- **DO THIS**:
Pull every line holding the string "Numpad" from the records below.

- **DATA PROVIDED**:
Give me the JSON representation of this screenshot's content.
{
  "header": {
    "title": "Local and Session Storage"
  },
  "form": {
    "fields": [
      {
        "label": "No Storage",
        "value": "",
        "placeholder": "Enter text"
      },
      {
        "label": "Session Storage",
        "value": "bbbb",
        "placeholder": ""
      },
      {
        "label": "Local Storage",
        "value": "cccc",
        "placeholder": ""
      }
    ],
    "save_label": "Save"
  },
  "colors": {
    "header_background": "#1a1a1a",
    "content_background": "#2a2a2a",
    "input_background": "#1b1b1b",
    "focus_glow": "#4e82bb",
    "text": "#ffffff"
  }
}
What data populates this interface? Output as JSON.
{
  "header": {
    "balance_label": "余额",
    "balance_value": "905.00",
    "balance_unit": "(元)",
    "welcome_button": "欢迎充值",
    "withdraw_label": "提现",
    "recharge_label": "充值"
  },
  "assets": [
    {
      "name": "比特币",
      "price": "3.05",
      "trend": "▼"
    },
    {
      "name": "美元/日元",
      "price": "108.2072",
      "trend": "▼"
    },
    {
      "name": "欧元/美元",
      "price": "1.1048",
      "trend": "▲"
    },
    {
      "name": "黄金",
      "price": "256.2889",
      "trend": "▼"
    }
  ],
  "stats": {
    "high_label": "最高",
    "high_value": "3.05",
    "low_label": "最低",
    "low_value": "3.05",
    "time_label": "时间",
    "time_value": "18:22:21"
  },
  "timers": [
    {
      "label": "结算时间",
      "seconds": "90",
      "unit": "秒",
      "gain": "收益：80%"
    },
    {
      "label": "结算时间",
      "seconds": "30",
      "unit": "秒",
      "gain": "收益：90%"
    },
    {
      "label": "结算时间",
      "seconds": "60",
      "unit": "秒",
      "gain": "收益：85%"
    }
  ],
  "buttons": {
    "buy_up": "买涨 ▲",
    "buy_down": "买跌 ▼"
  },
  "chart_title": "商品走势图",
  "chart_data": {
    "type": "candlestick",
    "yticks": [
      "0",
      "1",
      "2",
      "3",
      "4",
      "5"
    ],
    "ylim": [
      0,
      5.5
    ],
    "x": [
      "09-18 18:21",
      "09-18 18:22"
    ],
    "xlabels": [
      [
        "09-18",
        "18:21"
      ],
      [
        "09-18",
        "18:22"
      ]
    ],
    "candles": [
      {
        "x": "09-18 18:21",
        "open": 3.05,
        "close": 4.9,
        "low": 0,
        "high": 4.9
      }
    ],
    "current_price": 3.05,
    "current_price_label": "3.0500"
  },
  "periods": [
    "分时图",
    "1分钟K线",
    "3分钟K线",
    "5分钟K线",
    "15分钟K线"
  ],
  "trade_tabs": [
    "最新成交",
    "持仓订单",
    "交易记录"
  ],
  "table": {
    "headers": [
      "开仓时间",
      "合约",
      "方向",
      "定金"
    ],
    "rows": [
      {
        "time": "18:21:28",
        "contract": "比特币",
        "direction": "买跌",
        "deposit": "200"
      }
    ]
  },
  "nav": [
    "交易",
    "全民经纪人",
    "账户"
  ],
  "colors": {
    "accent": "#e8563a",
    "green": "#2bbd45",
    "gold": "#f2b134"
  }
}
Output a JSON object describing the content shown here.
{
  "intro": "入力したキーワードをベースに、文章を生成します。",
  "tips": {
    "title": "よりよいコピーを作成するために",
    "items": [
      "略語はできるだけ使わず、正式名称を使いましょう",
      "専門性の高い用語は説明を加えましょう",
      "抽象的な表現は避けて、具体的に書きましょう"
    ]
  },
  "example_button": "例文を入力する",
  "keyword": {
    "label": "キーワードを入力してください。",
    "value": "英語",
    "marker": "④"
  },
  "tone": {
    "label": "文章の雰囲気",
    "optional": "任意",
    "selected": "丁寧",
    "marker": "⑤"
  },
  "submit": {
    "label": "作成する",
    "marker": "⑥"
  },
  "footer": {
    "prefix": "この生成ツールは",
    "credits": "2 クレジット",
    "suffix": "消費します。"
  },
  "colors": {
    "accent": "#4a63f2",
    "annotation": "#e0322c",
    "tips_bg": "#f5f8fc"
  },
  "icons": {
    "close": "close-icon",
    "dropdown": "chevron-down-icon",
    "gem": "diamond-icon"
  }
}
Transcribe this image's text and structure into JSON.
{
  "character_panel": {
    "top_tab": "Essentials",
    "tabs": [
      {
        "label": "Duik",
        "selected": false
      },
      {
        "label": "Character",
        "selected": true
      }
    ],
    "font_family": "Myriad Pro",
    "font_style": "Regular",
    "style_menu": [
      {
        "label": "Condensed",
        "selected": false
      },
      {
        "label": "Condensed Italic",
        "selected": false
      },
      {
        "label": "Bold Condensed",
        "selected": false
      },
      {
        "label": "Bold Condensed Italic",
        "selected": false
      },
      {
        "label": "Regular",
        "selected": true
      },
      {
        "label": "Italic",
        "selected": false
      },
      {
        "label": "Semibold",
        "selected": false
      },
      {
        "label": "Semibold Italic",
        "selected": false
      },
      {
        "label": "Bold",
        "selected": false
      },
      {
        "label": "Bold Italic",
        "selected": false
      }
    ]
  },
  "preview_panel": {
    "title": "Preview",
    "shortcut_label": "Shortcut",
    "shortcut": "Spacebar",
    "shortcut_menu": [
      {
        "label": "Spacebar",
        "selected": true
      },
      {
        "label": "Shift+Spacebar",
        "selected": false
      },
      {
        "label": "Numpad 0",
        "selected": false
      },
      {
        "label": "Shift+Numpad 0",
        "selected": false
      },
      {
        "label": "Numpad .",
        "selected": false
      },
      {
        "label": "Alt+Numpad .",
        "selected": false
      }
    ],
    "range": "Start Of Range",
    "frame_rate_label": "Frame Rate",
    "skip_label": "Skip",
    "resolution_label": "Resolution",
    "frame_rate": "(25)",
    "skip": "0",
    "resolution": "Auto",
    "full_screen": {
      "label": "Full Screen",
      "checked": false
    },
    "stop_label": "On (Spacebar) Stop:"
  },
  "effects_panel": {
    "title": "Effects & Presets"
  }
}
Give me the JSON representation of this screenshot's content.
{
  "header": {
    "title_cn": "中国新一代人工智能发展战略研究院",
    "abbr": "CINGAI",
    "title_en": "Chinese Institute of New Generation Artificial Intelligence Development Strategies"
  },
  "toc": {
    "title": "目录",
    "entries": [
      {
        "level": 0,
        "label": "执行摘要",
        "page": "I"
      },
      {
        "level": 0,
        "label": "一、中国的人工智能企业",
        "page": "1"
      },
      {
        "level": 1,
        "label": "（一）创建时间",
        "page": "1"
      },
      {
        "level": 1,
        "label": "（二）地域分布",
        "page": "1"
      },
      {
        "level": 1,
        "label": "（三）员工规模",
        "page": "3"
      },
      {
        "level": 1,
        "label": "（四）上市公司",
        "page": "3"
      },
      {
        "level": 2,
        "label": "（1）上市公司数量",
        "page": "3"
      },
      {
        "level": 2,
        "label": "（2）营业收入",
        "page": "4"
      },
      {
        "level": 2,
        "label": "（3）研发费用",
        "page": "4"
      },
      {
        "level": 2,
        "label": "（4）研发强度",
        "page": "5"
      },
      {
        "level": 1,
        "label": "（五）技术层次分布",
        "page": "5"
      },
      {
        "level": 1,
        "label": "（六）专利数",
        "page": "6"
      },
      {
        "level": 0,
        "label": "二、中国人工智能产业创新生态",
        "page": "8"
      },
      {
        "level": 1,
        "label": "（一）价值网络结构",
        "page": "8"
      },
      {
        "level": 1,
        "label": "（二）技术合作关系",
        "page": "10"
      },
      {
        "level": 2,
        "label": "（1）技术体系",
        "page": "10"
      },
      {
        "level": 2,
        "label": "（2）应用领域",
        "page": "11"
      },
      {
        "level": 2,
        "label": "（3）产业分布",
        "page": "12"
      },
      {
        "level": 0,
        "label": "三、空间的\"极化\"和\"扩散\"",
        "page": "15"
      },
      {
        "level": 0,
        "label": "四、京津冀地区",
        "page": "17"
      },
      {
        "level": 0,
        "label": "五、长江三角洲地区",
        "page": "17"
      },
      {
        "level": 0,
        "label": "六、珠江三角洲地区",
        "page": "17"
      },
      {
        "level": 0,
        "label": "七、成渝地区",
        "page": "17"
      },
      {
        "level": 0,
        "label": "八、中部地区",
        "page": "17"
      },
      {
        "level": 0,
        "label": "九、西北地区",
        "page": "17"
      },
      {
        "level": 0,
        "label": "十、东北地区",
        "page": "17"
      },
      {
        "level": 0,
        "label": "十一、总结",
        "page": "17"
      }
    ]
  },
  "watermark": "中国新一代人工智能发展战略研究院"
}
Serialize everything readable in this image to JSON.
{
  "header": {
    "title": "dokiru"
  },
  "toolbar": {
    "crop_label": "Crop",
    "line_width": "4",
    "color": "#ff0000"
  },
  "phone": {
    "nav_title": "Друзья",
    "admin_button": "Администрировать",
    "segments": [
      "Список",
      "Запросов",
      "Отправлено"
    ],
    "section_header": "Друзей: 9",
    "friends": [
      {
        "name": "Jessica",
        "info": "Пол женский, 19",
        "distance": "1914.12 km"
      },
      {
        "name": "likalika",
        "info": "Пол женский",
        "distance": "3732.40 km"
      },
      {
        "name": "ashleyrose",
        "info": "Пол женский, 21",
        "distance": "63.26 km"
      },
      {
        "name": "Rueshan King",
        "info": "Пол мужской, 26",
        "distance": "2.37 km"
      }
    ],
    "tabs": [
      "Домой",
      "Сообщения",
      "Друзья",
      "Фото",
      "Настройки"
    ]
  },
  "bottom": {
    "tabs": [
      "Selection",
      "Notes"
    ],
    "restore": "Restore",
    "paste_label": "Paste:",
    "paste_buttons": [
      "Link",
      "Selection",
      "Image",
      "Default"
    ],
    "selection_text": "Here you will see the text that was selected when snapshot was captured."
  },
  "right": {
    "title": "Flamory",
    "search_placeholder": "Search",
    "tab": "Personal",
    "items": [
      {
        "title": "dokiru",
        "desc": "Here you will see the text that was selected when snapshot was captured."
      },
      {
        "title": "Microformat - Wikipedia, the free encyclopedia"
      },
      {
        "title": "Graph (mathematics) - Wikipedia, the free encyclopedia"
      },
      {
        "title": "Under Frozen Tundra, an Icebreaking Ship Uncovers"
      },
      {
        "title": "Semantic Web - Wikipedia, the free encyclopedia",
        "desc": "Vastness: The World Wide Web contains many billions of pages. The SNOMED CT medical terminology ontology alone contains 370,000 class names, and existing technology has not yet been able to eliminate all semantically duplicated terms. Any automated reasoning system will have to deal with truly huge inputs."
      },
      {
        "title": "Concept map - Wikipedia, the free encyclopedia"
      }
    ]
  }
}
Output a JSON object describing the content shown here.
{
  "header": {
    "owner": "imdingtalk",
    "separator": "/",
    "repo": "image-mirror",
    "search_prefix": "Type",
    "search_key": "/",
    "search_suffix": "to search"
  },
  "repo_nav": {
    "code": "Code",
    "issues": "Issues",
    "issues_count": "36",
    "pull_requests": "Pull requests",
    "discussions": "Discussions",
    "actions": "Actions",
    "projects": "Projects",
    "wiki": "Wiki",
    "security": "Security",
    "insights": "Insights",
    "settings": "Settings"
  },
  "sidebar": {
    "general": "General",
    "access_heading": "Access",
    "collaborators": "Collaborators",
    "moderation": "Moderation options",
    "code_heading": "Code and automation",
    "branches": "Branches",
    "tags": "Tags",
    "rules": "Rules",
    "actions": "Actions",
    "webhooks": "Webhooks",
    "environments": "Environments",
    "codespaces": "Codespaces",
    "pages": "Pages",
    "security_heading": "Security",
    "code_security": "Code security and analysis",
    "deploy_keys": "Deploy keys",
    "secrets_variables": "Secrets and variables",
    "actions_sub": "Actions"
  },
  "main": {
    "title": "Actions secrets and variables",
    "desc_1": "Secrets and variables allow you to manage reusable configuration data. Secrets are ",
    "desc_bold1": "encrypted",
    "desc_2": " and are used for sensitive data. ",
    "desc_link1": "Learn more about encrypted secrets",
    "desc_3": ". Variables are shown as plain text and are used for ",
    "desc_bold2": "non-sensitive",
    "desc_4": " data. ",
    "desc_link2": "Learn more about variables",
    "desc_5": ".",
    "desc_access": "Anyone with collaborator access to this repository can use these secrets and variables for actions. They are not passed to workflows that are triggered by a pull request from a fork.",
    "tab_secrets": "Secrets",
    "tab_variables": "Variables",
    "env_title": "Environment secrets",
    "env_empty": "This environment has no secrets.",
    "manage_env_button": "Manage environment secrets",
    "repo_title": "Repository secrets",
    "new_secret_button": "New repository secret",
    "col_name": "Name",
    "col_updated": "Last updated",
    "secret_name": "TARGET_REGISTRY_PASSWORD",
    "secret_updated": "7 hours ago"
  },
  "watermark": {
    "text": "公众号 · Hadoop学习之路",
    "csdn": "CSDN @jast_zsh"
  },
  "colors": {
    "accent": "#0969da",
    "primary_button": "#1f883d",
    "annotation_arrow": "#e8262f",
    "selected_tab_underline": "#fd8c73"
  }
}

- **SOLUTION TO THE EXERCISE**:
        "label": "Numpad 0",
        "label": "Shift+Numpad 0",
        "label": "Numpad .",
        "label": "Alt+Numpad .",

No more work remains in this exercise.